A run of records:
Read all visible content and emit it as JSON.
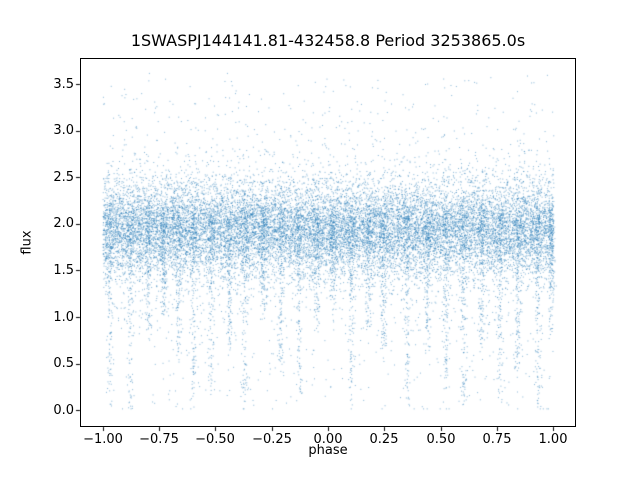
{
  "chart_data": {
    "type": "scatter",
    "title": "1SWASPJ144141.81-432458.8 Period 3253865.0s",
    "xlabel": "phase",
    "ylabel": "flux",
    "xlim": [
      -1.1,
      1.1
    ],
    "ylim": [
      -0.18,
      3.78
    ],
    "xticks": [
      -1.0,
      -0.75,
      -0.5,
      -0.25,
      0.0,
      0.25,
      0.5,
      0.75,
      1.0
    ],
    "xtick_labels": [
      "−1.00",
      "−0.75",
      "−0.50",
      "−0.25",
      "0.00",
      "0.25",
      "0.50",
      "0.75",
      "1.00"
    ],
    "yticks": [
      0.0,
      0.5,
      1.0,
      1.5,
      2.0,
      2.5,
      3.0,
      3.5
    ],
    "ytick_labels": [
      "0.0",
      "0.5",
      "1.0",
      "1.5",
      "2.0",
      "2.5",
      "3.0",
      "3.5"
    ],
    "point_color": "#1f77b4",
    "point_alpha": 0.55,
    "marker_size_px": 1,
    "grid": false,
    "legend": "none",
    "description": "Folded SuperWASP light curve: dense noisy flux band centered near 2.0 (roughly 1.4-2.6) across phase -1 to 1, with many narrow vertical streaks of points dropping toward flux 0 at quasi-regular phases, sparse upward outliers reaching flux 3.6 and sparse low outliers near 0.",
    "scatter_model": {
      "seed": 7,
      "n_base": 17000,
      "x_range": [
        -1.0,
        1.0
      ],
      "base_mean": 1.95,
      "base_std": 0.26,
      "down_tail_prob": 0.055,
      "down_tail_scale": 0.45,
      "up_tail_prob": 0.03,
      "up_tail_scale": 0.33,
      "streak_points": 150,
      "streak_width": 0.007,
      "streaks": [
        {
          "phase": -0.97,
          "depth": 2.0
        },
        {
          "phase": -0.88,
          "depth": 2.05
        },
        {
          "phase": -0.8,
          "depth": 1.3
        },
        {
          "phase": -0.73,
          "depth": 1.0
        },
        {
          "phase": -0.665,
          "depth": 1.5
        },
        {
          "phase": -0.6,
          "depth": 2.0
        },
        {
          "phase": -0.52,
          "depth": 1.9
        },
        {
          "phase": -0.44,
          "depth": 1.4
        },
        {
          "phase": -0.37,
          "depth": 2.05
        },
        {
          "phase": -0.29,
          "depth": 1.1
        },
        {
          "phase": -0.21,
          "depth": 1.6
        },
        {
          "phase": -0.13,
          "depth": 2.0
        },
        {
          "phase": -0.05,
          "depth": 1.2
        },
        {
          "phase": 0.02,
          "depth": 1.0
        },
        {
          "phase": 0.1,
          "depth": 2.05
        },
        {
          "phase": 0.175,
          "depth": 1.2
        },
        {
          "phase": 0.245,
          "depth": 1.5
        },
        {
          "phase": 0.35,
          "depth": 2.0
        },
        {
          "phase": 0.44,
          "depth": 1.5
        },
        {
          "phase": 0.52,
          "depth": 1.9
        },
        {
          "phase": 0.6,
          "depth": 2.0
        },
        {
          "phase": 0.68,
          "depth": 1.4
        },
        {
          "phase": 0.76,
          "depth": 2.0
        },
        {
          "phase": 0.84,
          "depth": 1.7
        },
        {
          "phase": 0.93,
          "depth": 2.05
        },
        {
          "phase": 0.99,
          "depth": 1.3
        }
      ],
      "n_top_outliers": 420,
      "n_low_outliers": 260,
      "y_min_clip": 0.02,
      "y_max_clip": 3.62
    }
  }
}
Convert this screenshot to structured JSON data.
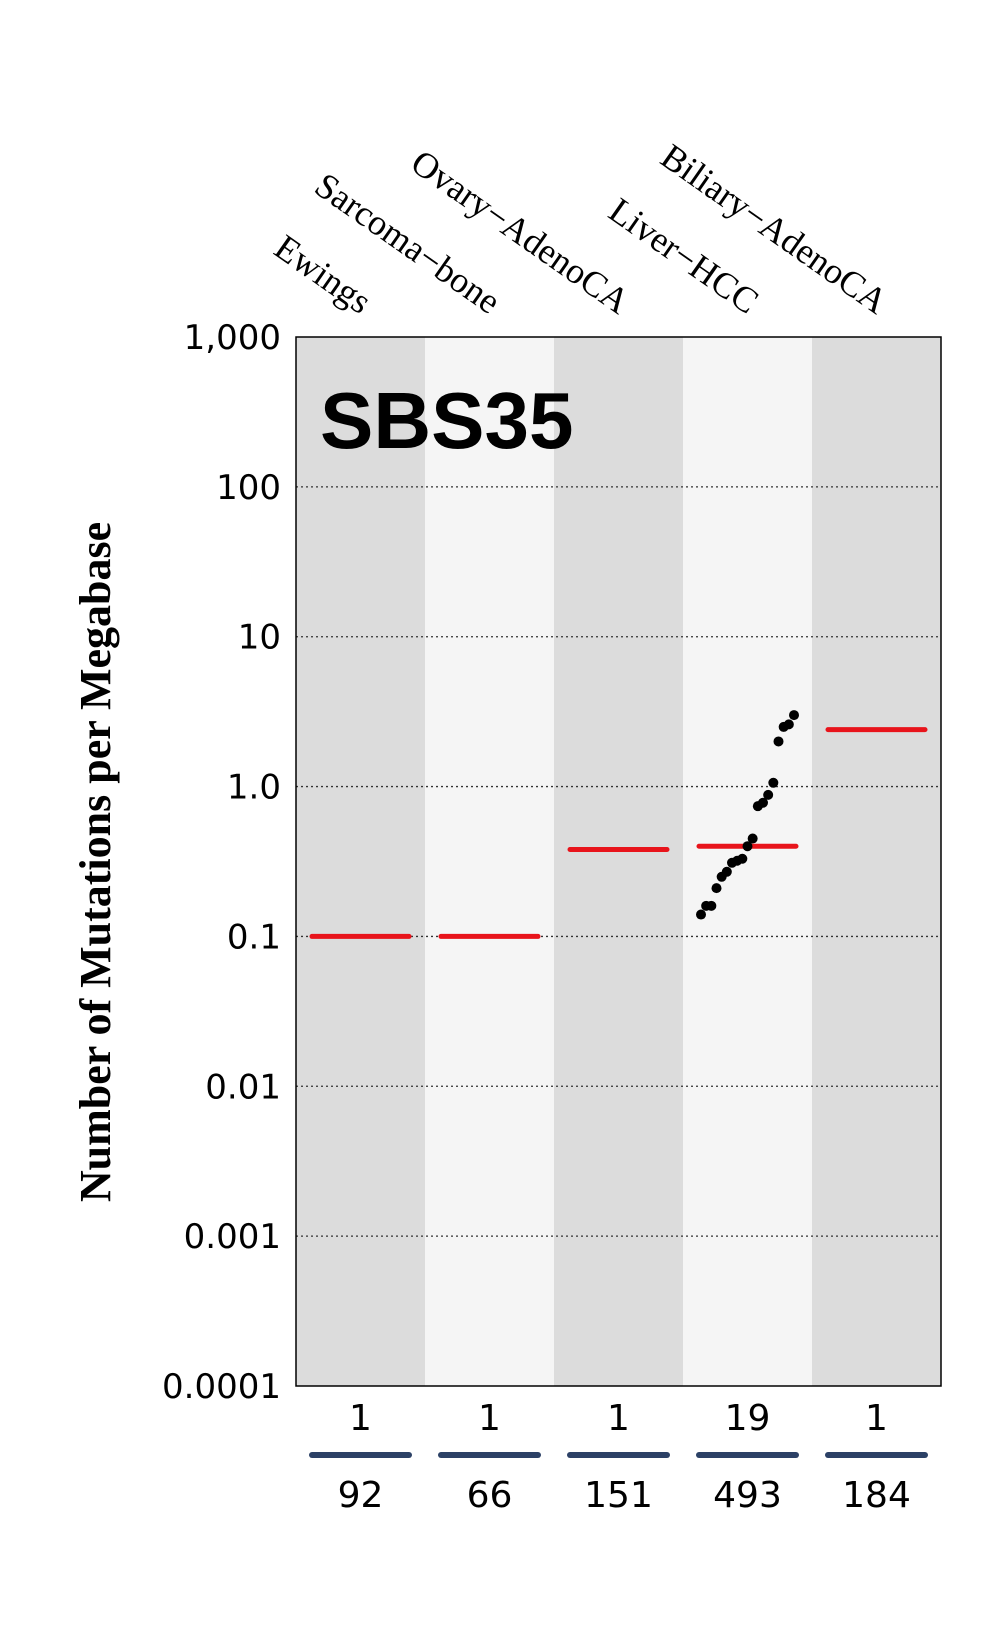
{
  "chart_data": {
    "type": "scatter",
    "title": "SBS35",
    "ylabel": "Number of Mutations per Megabase",
    "xlabel": "",
    "yscale": "log",
    "ylim": [
      0.0001,
      1000
    ],
    "yticks": [
      0.0001,
      0.001,
      0.01,
      0.1,
      1.0,
      10,
      100,
      1000
    ],
    "ytick_labels": [
      "0.0001",
      "0.001",
      "0.01",
      "0.1",
      "1.0",
      "10",
      "100",
      "1,000"
    ],
    "grid": "horizontal dotted",
    "categories": [
      "Ewings",
      "Sarcoma−bone",
      "Ovary−AdenoCA",
      "Liver−HCC",
      "Biliary−AdenoCA"
    ],
    "median_color": "#e8141b",
    "point_color": "#000000",
    "band_colors": [
      "#dcdcdc",
      "#f5f5f5"
    ],
    "count_bar_color": "#2c4166",
    "groups": [
      {
        "name": "Ewings",
        "samples_with_signature": "1",
        "total_samples": "92",
        "median": 0.1,
        "points": []
      },
      {
        "name": "Sarcoma−bone",
        "samples_with_signature": "1",
        "total_samples": "66",
        "median": 0.1,
        "points": []
      },
      {
        "name": "Ovary−AdenoCA",
        "samples_with_signature": "1",
        "total_samples": "151",
        "median": 0.38,
        "points": []
      },
      {
        "name": "Liver−HCC",
        "samples_with_signature": "19",
        "total_samples": "493",
        "median": 0.4,
        "points": [
          0.14,
          0.16,
          0.16,
          0.21,
          0.25,
          0.27,
          0.31,
          0.32,
          0.33,
          0.4,
          0.45,
          0.74,
          0.78,
          0.88,
          1.06,
          2.0,
          2.5,
          2.6,
          3.0
        ]
      },
      {
        "name": "Biliary−AdenoCA",
        "samples_with_signature": "1",
        "total_samples": "184",
        "median": 2.4,
        "points": []
      }
    ]
  }
}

## WHAT YOU ARE ASKED TO DO
Copy all lines from the listing that contain "title".

## OUTPUT OF THE EXERCISE
    "title": "1SWASPJ144141.81-432458.8 Period 3253865.0s",
    "title": "SBS35",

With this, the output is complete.